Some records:
** begin **

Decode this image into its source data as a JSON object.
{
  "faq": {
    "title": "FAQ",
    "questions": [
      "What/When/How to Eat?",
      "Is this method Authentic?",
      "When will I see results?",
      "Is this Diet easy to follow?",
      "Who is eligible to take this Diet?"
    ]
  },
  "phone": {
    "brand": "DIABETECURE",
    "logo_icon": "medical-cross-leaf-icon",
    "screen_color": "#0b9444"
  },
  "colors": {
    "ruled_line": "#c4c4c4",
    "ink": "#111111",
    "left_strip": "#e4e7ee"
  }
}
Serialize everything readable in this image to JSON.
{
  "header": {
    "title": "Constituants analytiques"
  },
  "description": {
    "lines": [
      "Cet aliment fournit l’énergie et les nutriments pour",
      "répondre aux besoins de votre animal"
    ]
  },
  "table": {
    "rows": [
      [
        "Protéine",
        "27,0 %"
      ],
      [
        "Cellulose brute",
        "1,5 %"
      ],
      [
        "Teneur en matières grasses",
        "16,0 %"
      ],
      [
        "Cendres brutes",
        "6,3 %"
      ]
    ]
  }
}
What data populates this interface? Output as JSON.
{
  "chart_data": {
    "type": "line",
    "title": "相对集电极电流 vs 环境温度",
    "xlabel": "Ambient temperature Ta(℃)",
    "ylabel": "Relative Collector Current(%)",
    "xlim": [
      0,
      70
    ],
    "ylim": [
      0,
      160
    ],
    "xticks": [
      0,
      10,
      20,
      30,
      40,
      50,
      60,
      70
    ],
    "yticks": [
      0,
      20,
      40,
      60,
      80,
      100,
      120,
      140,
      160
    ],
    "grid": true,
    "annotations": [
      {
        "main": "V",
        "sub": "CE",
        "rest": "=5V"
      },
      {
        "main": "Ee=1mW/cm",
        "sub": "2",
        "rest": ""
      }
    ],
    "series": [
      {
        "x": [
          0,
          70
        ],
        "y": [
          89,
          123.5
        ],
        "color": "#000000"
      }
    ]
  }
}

** end **

-- THE REQUEST --
Read through the entries and copy every line that includes "this".

-- SOLUTION --
Decode this image into its source data as a JSON object.
      "Is this method Authentic?",
      "Is this Diet easy to follow?",
      "Who is eligible to take this Diet?"
Serialize everything readable in this image to JSON.
What data populates this interface? Output as JSON.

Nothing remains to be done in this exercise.